(Instruction) The answer should be a single number: how many lines of the entries below hold the word "Three".

(Supplied records)

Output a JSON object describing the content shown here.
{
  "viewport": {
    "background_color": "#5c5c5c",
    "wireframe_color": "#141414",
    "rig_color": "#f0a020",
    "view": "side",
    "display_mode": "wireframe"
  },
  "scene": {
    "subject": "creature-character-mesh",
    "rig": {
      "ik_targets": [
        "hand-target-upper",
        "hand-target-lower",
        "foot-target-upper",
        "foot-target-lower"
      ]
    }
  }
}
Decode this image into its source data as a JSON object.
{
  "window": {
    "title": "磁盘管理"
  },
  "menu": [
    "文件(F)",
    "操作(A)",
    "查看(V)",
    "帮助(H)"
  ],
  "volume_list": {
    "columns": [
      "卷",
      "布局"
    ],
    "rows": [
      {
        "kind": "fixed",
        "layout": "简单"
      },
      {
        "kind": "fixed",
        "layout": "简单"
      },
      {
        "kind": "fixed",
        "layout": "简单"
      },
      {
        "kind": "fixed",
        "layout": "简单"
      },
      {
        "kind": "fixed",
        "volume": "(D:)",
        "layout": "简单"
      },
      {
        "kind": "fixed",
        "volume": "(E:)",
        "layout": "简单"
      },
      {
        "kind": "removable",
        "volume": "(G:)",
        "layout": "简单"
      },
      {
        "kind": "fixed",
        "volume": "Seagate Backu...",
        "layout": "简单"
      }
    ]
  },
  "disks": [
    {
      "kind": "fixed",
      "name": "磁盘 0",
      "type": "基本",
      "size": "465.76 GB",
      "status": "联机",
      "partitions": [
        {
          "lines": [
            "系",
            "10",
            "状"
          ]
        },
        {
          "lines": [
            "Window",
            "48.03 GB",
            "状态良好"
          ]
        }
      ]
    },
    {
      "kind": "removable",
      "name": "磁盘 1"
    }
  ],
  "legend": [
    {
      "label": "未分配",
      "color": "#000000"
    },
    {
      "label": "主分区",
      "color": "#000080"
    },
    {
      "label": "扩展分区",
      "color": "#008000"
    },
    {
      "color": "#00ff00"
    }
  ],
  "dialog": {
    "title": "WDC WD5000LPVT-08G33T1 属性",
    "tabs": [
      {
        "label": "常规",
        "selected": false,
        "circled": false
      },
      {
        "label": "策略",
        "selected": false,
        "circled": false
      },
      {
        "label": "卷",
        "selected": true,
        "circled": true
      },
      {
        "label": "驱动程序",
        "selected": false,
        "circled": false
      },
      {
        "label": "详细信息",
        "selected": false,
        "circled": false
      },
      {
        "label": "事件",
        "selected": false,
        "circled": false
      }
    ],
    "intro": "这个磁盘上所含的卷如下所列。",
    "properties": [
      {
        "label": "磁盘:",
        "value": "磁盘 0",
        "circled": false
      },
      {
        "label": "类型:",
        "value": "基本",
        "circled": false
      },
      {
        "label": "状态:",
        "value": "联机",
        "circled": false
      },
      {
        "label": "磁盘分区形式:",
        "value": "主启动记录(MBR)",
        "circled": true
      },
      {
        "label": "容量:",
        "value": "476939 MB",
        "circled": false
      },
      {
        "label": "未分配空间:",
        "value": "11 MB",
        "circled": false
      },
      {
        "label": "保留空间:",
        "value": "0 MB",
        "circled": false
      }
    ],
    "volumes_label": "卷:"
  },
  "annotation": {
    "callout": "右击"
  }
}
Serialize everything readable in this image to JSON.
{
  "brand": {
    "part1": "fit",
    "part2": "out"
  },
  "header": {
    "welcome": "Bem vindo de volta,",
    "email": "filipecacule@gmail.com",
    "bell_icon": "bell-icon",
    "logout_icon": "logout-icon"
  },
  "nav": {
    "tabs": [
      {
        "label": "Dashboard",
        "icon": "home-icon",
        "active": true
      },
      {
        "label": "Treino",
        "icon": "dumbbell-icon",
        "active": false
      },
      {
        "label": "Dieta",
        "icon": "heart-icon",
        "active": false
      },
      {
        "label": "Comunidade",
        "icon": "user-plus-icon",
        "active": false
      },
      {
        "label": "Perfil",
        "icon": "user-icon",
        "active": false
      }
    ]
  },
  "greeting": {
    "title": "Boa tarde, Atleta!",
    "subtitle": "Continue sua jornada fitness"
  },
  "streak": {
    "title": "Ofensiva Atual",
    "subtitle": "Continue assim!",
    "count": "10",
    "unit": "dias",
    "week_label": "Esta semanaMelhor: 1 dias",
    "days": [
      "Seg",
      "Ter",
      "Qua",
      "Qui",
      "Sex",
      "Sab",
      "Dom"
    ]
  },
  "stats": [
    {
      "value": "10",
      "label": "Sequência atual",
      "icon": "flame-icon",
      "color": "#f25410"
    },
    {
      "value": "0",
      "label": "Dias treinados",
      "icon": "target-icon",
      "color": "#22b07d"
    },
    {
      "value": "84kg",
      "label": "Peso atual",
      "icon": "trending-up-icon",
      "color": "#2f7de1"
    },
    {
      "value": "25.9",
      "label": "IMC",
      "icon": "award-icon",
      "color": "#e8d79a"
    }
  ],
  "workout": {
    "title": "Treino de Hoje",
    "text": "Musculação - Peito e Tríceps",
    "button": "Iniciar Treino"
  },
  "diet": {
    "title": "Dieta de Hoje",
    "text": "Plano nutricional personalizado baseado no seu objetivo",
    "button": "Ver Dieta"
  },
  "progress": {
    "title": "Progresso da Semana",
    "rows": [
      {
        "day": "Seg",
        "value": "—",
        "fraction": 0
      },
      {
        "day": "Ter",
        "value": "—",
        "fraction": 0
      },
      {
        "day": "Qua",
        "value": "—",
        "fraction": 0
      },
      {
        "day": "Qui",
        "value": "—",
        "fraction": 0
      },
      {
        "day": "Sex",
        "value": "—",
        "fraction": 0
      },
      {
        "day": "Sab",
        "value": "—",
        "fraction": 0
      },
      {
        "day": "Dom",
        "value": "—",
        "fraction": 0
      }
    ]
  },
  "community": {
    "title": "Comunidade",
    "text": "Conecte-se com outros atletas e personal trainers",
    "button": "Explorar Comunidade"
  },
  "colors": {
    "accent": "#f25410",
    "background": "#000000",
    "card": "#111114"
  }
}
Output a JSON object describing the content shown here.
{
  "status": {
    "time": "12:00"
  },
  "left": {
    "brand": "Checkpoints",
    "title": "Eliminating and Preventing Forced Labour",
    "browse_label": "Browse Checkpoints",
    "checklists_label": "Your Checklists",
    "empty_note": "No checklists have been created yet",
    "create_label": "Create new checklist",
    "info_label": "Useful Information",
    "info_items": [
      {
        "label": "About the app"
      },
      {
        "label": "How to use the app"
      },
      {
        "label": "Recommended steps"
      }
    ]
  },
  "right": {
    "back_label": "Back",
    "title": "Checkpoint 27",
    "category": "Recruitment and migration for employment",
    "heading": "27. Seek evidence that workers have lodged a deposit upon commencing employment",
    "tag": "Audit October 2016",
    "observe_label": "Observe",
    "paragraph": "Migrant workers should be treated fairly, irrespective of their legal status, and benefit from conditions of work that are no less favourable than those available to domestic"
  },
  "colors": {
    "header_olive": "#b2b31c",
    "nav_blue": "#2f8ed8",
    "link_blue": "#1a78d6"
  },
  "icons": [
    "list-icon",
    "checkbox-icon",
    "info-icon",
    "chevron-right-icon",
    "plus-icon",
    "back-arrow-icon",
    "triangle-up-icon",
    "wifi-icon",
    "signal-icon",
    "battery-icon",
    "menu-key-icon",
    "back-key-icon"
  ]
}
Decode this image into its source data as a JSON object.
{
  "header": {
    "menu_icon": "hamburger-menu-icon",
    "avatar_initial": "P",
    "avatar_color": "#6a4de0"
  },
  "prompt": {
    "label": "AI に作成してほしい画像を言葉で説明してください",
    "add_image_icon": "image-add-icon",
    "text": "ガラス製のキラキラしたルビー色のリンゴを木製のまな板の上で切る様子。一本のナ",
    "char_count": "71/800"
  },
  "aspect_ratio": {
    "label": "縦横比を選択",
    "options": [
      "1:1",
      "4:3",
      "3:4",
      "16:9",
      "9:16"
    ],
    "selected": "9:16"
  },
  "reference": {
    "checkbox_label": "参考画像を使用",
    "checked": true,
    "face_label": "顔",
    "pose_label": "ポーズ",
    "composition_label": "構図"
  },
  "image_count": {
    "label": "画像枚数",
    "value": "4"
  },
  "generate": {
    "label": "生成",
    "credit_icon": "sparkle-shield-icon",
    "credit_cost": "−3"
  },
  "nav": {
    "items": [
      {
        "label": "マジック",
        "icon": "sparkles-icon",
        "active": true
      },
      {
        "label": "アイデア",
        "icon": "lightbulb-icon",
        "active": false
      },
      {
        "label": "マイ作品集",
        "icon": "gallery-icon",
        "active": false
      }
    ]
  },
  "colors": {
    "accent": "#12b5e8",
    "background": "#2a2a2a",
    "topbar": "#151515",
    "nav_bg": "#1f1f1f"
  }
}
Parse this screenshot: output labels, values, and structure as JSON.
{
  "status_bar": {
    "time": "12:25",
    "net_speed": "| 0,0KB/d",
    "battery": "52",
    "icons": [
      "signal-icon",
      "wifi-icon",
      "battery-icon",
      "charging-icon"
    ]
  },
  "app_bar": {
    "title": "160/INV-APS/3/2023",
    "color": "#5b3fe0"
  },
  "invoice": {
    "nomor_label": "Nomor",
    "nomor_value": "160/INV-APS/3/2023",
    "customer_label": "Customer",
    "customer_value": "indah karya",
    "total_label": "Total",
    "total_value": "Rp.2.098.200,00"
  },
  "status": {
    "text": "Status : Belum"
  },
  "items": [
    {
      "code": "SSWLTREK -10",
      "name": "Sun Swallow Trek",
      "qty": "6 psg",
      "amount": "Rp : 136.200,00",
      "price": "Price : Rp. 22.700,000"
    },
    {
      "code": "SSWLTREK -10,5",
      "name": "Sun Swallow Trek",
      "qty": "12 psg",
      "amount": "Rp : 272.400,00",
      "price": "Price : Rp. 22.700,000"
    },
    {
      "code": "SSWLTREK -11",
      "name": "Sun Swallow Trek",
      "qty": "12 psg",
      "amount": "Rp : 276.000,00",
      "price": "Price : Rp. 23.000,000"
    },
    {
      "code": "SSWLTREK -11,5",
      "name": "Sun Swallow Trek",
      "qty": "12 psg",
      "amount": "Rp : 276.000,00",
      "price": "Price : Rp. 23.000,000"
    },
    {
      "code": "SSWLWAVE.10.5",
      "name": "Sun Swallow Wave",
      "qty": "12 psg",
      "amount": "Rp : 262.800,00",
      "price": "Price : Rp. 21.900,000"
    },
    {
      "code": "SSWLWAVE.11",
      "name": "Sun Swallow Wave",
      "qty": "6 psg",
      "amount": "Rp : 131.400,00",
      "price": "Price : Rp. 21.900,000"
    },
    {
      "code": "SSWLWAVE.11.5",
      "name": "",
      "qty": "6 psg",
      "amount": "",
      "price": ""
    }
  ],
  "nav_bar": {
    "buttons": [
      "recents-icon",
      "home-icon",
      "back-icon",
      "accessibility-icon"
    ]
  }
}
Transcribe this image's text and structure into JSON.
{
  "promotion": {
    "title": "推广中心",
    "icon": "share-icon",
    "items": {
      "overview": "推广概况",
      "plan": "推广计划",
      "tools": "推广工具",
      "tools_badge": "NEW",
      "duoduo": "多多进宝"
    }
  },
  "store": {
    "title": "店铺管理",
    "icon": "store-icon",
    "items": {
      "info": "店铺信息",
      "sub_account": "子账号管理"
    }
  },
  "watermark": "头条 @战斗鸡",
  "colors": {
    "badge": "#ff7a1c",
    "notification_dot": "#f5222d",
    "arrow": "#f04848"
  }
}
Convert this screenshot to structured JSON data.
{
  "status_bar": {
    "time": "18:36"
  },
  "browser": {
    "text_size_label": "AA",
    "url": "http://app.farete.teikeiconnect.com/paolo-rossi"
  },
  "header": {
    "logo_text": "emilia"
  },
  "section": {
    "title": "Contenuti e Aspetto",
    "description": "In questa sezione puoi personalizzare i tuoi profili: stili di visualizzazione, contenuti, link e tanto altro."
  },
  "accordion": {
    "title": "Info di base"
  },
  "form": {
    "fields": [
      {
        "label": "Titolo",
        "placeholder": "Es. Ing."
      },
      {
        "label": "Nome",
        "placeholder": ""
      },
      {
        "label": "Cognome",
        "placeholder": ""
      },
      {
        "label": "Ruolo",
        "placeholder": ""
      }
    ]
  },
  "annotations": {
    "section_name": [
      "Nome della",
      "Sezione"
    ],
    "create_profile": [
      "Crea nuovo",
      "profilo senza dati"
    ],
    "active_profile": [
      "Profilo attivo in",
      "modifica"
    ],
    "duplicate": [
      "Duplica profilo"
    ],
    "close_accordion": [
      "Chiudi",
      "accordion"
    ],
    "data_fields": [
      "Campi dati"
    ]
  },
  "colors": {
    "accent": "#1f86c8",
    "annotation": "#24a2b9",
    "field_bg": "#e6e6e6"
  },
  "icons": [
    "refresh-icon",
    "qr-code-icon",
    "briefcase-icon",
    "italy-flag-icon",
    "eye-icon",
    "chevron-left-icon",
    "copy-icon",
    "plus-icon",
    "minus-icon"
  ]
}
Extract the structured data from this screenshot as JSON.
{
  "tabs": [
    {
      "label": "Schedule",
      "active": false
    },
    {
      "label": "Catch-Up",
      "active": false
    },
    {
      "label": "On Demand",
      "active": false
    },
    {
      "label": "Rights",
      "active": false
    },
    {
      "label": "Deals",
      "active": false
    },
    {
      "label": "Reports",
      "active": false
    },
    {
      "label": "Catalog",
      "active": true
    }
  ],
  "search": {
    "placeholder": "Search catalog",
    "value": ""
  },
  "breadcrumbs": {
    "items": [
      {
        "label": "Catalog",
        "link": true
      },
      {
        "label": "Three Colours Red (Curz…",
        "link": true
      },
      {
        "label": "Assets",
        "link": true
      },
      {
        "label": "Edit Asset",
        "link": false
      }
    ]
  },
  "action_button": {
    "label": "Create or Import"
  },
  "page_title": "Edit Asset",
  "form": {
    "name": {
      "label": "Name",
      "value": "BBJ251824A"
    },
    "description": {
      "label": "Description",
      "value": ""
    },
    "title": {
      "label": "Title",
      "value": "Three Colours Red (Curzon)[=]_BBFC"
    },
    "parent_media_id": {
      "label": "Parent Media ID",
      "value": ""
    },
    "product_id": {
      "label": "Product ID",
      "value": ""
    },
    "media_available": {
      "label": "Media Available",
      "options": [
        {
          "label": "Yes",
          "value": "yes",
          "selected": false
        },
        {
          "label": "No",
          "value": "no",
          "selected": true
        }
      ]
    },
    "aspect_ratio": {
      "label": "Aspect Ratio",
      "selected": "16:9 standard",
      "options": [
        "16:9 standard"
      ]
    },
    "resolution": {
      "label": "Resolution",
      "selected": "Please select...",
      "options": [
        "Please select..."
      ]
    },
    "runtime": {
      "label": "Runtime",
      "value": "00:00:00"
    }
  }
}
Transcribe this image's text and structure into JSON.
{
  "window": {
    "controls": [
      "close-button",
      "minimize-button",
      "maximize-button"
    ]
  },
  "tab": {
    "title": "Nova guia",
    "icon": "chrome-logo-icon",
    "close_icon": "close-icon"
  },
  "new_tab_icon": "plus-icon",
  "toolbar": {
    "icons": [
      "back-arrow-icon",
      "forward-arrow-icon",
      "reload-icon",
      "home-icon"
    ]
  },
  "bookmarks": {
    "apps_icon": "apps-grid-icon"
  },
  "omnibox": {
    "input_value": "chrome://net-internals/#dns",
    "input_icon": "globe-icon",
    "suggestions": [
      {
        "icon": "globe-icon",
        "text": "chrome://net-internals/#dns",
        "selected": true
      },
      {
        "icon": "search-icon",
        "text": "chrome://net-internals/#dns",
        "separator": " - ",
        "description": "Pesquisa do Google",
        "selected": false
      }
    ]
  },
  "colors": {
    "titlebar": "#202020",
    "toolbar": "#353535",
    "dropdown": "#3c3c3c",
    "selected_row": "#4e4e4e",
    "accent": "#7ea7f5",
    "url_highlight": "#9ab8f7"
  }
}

(Full response) 2